Short problem
Pictures do not belong in your copy. Repeat all the other data exactly.

Supplied records
:::::

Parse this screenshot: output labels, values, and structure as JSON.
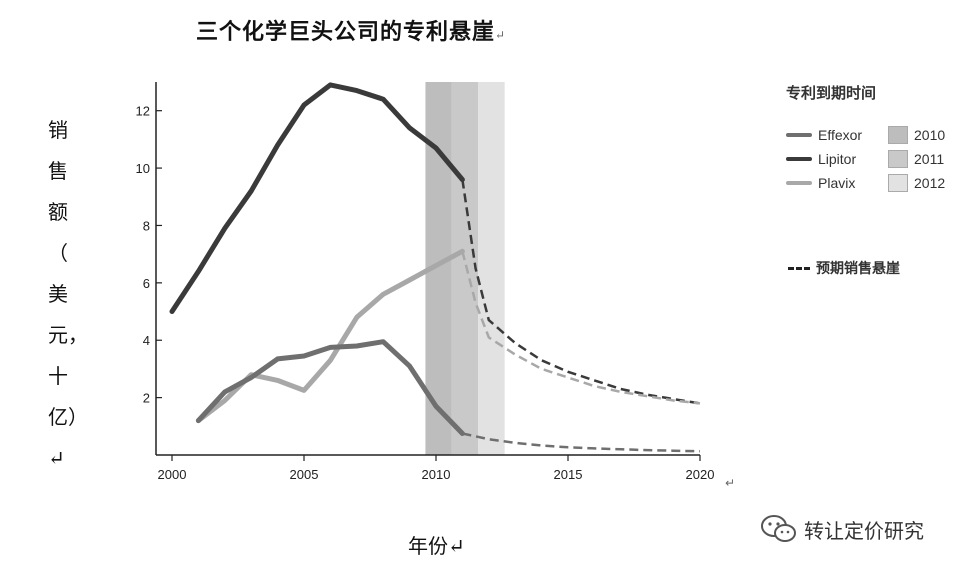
{
  "title": "三个化学巨头公司的专利悬崖",
  "para_mark": "↵",
  "ylabel_chars": [
    "销",
    "售",
    "额",
    "（",
    "美",
    "元，",
    "十",
    "亿）↵"
  ],
  "xlabel": "年份↵",
  "footer_mark": "↵",
  "watermark": "转让定价研究",
  "colors": {
    "effexor": "#6f6f6f",
    "lipitor": "#3a3a3a",
    "plavix": "#a8a8a8",
    "band2010": "#bdbdbd",
    "band2011": "#c9c9c9",
    "band2012": "#e2e2e2"
  },
  "legend": {
    "title": "专利到期时间",
    "rows": [
      {
        "name": "Effexor",
        "year": "2010"
      },
      {
        "name": "Lipitor",
        "year": "2011"
      },
      {
        "name": "Plavix",
        "year": "2012"
      }
    ],
    "dashed_label": "预期销售悬崖"
  },
  "chart_data": {
    "type": "line",
    "xlim": [
      2000,
      2020
    ],
    "ylim": [
      0,
      13
    ],
    "x_ticks": [
      "2000",
      "2005",
      "2010",
      "2015",
      "2020"
    ],
    "y_ticks": [
      "2",
      "4",
      "6",
      "8",
      "10",
      "12"
    ],
    "expiry_bands": [
      {
        "year": "2010",
        "from": 2009.6,
        "to": 2010.6
      },
      {
        "year": "2011",
        "from": 2010.6,
        "to": 2011.6
      },
      {
        "year": "2012",
        "from": 2011.6,
        "to": 2012.6
      }
    ],
    "series": [
      {
        "name": "Lipitor",
        "actual": [
          [
            2000,
            5.0
          ],
          [
            2001,
            6.4
          ],
          [
            2002,
            7.9
          ],
          [
            2003,
            9.2
          ],
          [
            2004,
            10.8
          ],
          [
            2005,
            12.2
          ],
          [
            2006,
            12.9
          ],
          [
            2007,
            12.7
          ],
          [
            2008,
            12.4
          ],
          [
            2009,
            11.4
          ],
          [
            2010,
            10.7
          ],
          [
            2011,
            9.6
          ]
        ],
        "projected": [
          [
            2011,
            9.6
          ],
          [
            2011.5,
            6.5
          ],
          [
            2012,
            4.7
          ],
          [
            2013,
            3.9
          ],
          [
            2014,
            3.3
          ],
          [
            2015,
            2.9
          ],
          [
            2016,
            2.6
          ],
          [
            2017,
            2.3
          ],
          [
            2018,
            2.1
          ],
          [
            2019,
            1.95
          ],
          [
            2020,
            1.8
          ]
        ]
      },
      {
        "name": "Plavix",
        "actual": [
          [
            2001,
            1.2
          ],
          [
            2002,
            1.9
          ],
          [
            2003,
            2.8
          ],
          [
            2004,
            2.6
          ],
          [
            2005,
            2.25
          ],
          [
            2006,
            3.3
          ],
          [
            2007,
            4.8
          ],
          [
            2008,
            5.6
          ],
          [
            2009,
            6.1
          ],
          [
            2010,
            6.6
          ],
          [
            2011,
            7.1
          ]
        ],
        "projected": [
          [
            2011,
            7.1
          ],
          [
            2011.5,
            5.3
          ],
          [
            2012,
            4.1
          ],
          [
            2013,
            3.5
          ],
          [
            2014,
            3.0
          ],
          [
            2015,
            2.7
          ],
          [
            2016,
            2.4
          ],
          [
            2017,
            2.2
          ],
          [
            2018,
            2.05
          ],
          [
            2019,
            1.9
          ],
          [
            2020,
            1.8
          ]
        ]
      },
      {
        "name": "Effexor",
        "actual": [
          [
            2001,
            1.2
          ],
          [
            2002,
            2.2
          ],
          [
            2003,
            2.7
          ],
          [
            2004,
            3.35
          ],
          [
            2005,
            3.45
          ],
          [
            2006,
            3.75
          ],
          [
            2007,
            3.8
          ],
          [
            2008,
            3.95
          ],
          [
            2009,
            3.1
          ],
          [
            2010,
            1.7
          ],
          [
            2011,
            0.75
          ]
        ],
        "projected": [
          [
            2011,
            0.75
          ],
          [
            2012,
            0.55
          ],
          [
            2013,
            0.42
          ],
          [
            2014,
            0.33
          ],
          [
            2015,
            0.27
          ],
          [
            2016,
            0.23
          ],
          [
            2017,
            0.2
          ],
          [
            2018,
            0.17
          ],
          [
            2019,
            0.15
          ],
          [
            2020,
            0.13
          ]
        ]
      }
    ]
  }
}
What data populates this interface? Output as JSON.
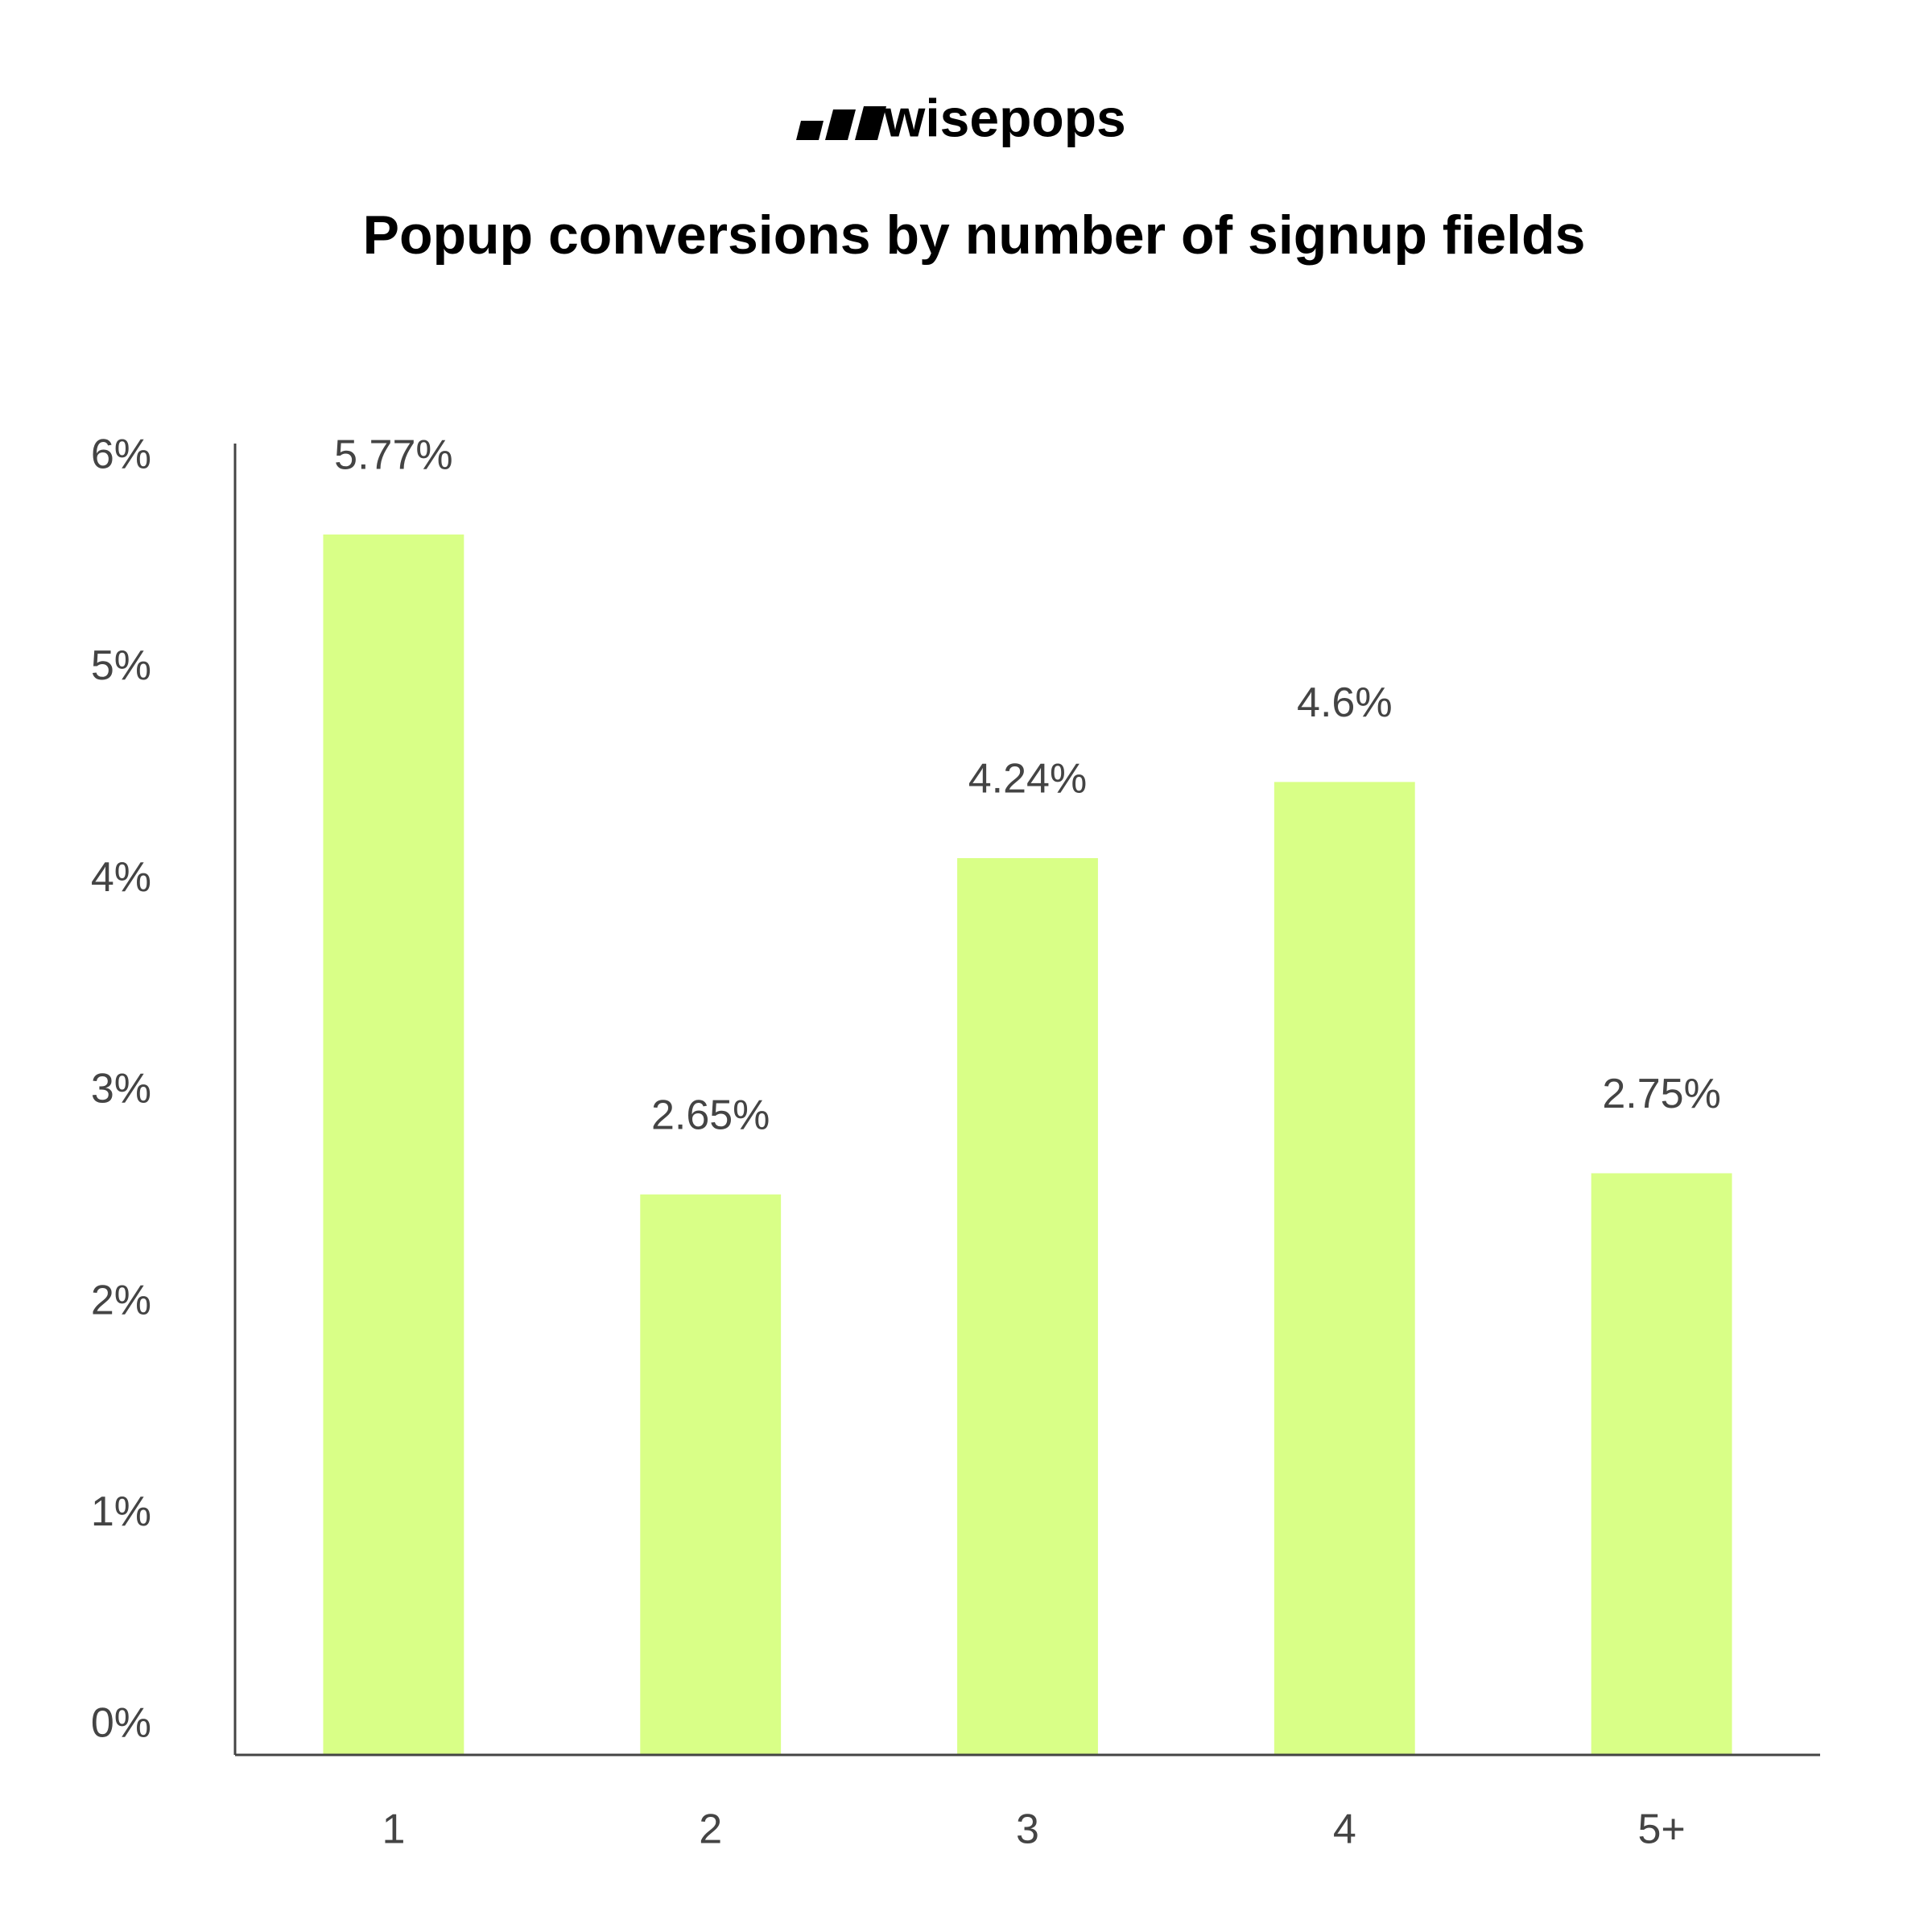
{
  "chart_data": {
    "type": "bar",
    "brand": "wisepops",
    "title": "Popup conversions by number of signup fields",
    "categories": [
      "1",
      "2",
      "3",
      "4",
      "5+"
    ],
    "values": [
      5.77,
      2.65,
      4.24,
      4.6,
      2.75
    ],
    "value_labels": [
      "5.77%",
      "2.65%",
      "4.24%",
      "4.6%",
      "2.75%"
    ],
    "color": "#d9ff87",
    "ylim": [
      0,
      6.2
    ],
    "yticks": [
      {
        "value": 0,
        "label": "0%"
      },
      {
        "value": 1,
        "label": "1%"
      },
      {
        "value": 2,
        "label": "2%"
      },
      {
        "value": 3,
        "label": "3%"
      },
      {
        "value": 4,
        "label": "4%"
      },
      {
        "value": 5,
        "label": "5%"
      },
      {
        "value": 6,
        "label": "6%"
      }
    ],
    "grid": false
  }
}
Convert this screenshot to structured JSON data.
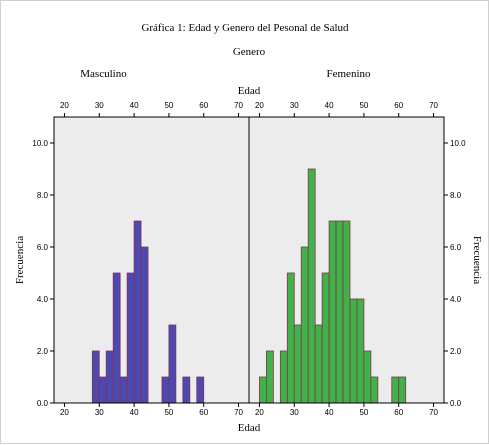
{
  "chart_data": {
    "type": "bar",
    "title": "Gráfica 1: Edad y Genero del Pesonal de Salud",
    "facet_title": "Genero",
    "xlabel": "Edad",
    "ylabel": "Frecuencia",
    "xlim": [
      17,
      73
    ],
    "ylim": [
      0,
      11
    ],
    "x_ticks": [
      "20",
      "30",
      "40",
      "50",
      "60",
      "70"
    ],
    "x_tick_values": [
      20,
      30,
      40,
      50,
      60,
      70
    ],
    "y_ticks": [
      "0.0",
      "2.0",
      "4.0",
      "6.0",
      "8.0",
      "10.0"
    ],
    "y_tick_values": [
      0,
      2,
      4,
      6,
      8,
      10
    ],
    "bin_width": 2,
    "grid": false,
    "background_color": "#ececec",
    "panels": [
      {
        "name": "Masculino",
        "color": "#4a4ab0",
        "edge_color": "#8a3050",
        "bins": [
          28,
          30,
          32,
          34,
          36,
          38,
          40,
          42,
          48,
          50,
          54,
          58
        ],
        "values": [
          2,
          1,
          2,
          5,
          1,
          5,
          7,
          6,
          1,
          3,
          1,
          1
        ]
      },
      {
        "name": "Femenino",
        "color": "#3fb24a",
        "edge_color": "#8a3050",
        "bins": [
          20,
          22,
          26,
          28,
          30,
          32,
          34,
          36,
          38,
          40,
          42,
          44,
          46,
          48,
          50,
          52,
          58,
          60
        ],
        "values": [
          1,
          2,
          2,
          5,
          3,
          6,
          9,
          3,
          5,
          7,
          7,
          7,
          4,
          4,
          2,
          1,
          1,
          1
        ]
      }
    ]
  }
}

:::::

Response below
Parse this screenshot: output labels, values, and structure as JSON.
{
  "title": "三个化学巨头公司的专利悬崖",
  "para_mark": "↵",
  "ylabel_chars": [
    "销",
    "售",
    "额",
    "（",
    "美",
    "元，",
    "十",
    "亿）↵"
  ],
  "xlabel": "年份↵",
  "footer_mark": "↵",
  "watermark": "转让定价研究",
  "colors": {
    "effexor": "#6f6f6f",
    "lipitor": "#3a3a3a",
    "plavix": "#a8a8a8",
    "band2010": "#bdbdbd",
    "band2011": "#c9c9c9",
    "band2012": "#e2e2e2"
  },
  "legend": {
    "title": "专利到期时间",
    "rows": [
      {
        "name": "Effexor",
        "year": "2010"
      },
      {
        "name": "Lipitor",
        "year": "2011"
      },
      {
        "name": "Plavix",
        "year": "2012"
      }
    ],
    "dashed_label": "预期销售悬崖"
  },
  "chart_data": {
    "type": "line",
    "xlim": [
      2000,
      2020
    ],
    "ylim": [
      0,
      13
    ],
    "x_ticks": [
      "2000",
      "2005",
      "2010",
      "2015",
      "2020"
    ],
    "y_ticks": [
      "2",
      "4",
      "6",
      "8",
      "10",
      "12"
    ],
    "expiry_bands": [
      {
        "year": "2010",
        "from": 2009.6,
        "to": 2010.6
      },
      {
        "year": "2011",
        "from": 2010.6,
        "to": 2011.6
      },
      {
        "year": "2012",
        "from": 2011.6,
        "to": 2012.6
      }
    ],
    "series": [
      {
        "name": "Lipitor",
        "actual": [
          [
            2000,
            5.0
          ],
          [
            2001,
            6.4
          ],
          [
            2002,
            7.9
          ],
          [
            2003,
            9.2
          ],
          [
            2004,
            10.8
          ],
          [
            2005,
            12.2
          ],
          [
            2006,
            12.9
          ],
          [
            2007,
            12.7
          ],
          [
            2008,
            12.4
          ],
          [
            2009,
            11.4
          ],
          [
            2010,
            10.7
          ],
          [
            2011,
            9.6
          ]
        ],
        "projected": [
          [
            2011,
            9.6
          ],
          [
            2011.5,
            6.5
          ],
          [
            2012,
            4.7
          ],
          [
            2013,
            3.9
          ],
          [
            2014,
            3.3
          ],
          [
            2015,
            2.9
          ],
          [
            2016,
            2.6
          ],
          [
            2017,
            2.3
          ],
          [
            2018,
            2.1
          ],
          [
            2019,
            1.95
          ],
          [
            2020,
            1.8
          ]
        ]
      },
      {
        "name": "Plavix",
        "actual": [
          [
            2001,
            1.2
          ],
          [
            2002,
            1.9
          ],
          [
            2003,
            2.8
          ],
          [
            2004,
            2.6
          ],
          [
            2005,
            2.25
          ],
          [
            2006,
            3.3
          ],
          [
            2007,
            4.8
          ],
          [
            2008,
            5.6
          ],
          [
            2009,
            6.1
          ],
          [
            2010,
            6.6
          ],
          [
            2011,
            7.1
          ]
        ],
        "projected": [
          [
            2011,
            7.1
          ],
          [
            2011.5,
            5.3
          ],
          [
            2012,
            4.1
          ],
          [
            2013,
            3.5
          ],
          [
            2014,
            3.0
          ],
          [
            2015,
            2.7
          ],
          [
            2016,
            2.4
          ],
          [
            2017,
            2.2
          ],
          [
            2018,
            2.05
          ],
          [
            2019,
            1.9
          ],
          [
            2020,
            1.8
          ]
        ]
      },
      {
        "name": "Effexor",
        "actual": [
          [
            2001,
            1.2
          ],
          [
            2002,
            2.2
          ],
          [
            2003,
            2.7
          ],
          [
            2004,
            3.35
          ],
          [
            2005,
            3.45
          ],
          [
            2006,
            3.75
          ],
          [
            2007,
            3.8
          ],
          [
            2008,
            3.95
          ],
          [
            2009,
            3.1
          ],
          [
            2010,
            1.7
          ],
          [
            2011,
            0.75
          ]
        ],
        "projected": [
          [
            2011,
            0.75
          ],
          [
            2012,
            0.55
          ],
          [
            2013,
            0.42
          ],
          [
            2014,
            0.33
          ],
          [
            2015,
            0.27
          ],
          [
            2016,
            0.23
          ],
          [
            2017,
            0.2
          ],
          [
            2018,
            0.17
          ],
          [
            2019,
            0.15
          ],
          [
            2020,
            0.13
          ]
        ]
      }
    ]
  }
}
What data populates this interface? Output as JSON.
{
  "chart_data": {
    "type": "bar",
    "brand": "wisepops",
    "title": "Popup conversions by number of signup fields",
    "categories": [
      "1",
      "2",
      "3",
      "4",
      "5+"
    ],
    "values": [
      5.77,
      2.65,
      4.24,
      4.6,
      2.75
    ],
    "value_labels": [
      "5.77%",
      "2.65%",
      "4.24%",
      "4.6%",
      "2.75%"
    ],
    "color": "#d9ff87",
    "ylim": [
      0,
      6.2
    ],
    "yticks": [
      {
        "value": 0,
        "label": "0%"
      },
      {
        "value": 1,
        "label": "1%"
      },
      {
        "value": 2,
        "label": "2%"
      },
      {
        "value": 3,
        "label": "3%"
      },
      {
        "value": 4,
        "label": "4%"
      },
      {
        "value": 5,
        "label": "5%"
      },
      {
        "value": 6,
        "label": "6%"
      }
    ],
    "grid": false
  }
}
Convert this screenshot to structured JSON data.
{
  "chart_data": {
    "type": "bar",
    "title": "Gráfica 1: Edad y Genero del Pesonal de Salud",
    "facet_title": "Genero",
    "xlabel": "Edad",
    "ylabel": "Frecuencia",
    "xlim": [
      17,
      73
    ],
    "ylim": [
      0,
      11
    ],
    "x_ticks": [
      "20",
      "30",
      "40",
      "50",
      "60",
      "70"
    ],
    "x_tick_values": [
      20,
      30,
      40,
      50,
      60,
      70
    ],
    "y_ticks": [
      "0.0",
      "2.0",
      "4.0",
      "6.0",
      "8.0",
      "10.0"
    ],
    "y_tick_values": [
      0,
      2,
      4,
      6,
      8,
      10
    ],
    "bin_width": 2,
    "grid": false,
    "background_color": "#ececec",
    "panels": [
      {
        "name": "Masculino",
        "color": "#4a4ab0",
        "edge_color": "#8a3050",
        "bins": [
          28,
          30,
          32,
          34,
          36,
          38,
          40,
          42,
          48,
          50,
          54,
          58
        ],
        "values": [
          2,
          1,
          2,
          5,
          1,
          5,
          7,
          6,
          1,
          3,
          1,
          1
        ]
      },
      {
        "name": "Femenino",
        "color": "#3fb24a",
        "edge_color": "#8a3050",
        "bins": [
          20,
          22,
          26,
          28,
          30,
          32,
          34,
          36,
          38,
          40,
          42,
          44,
          46,
          48,
          50,
          52,
          58,
          60
        ],
        "values": [
          1,
          2,
          2,
          5,
          3,
          6,
          9,
          3,
          5,
          7,
          7,
          7,
          4,
          4,
          2,
          1,
          1,
          1
        ]
      }
    ]
  }
}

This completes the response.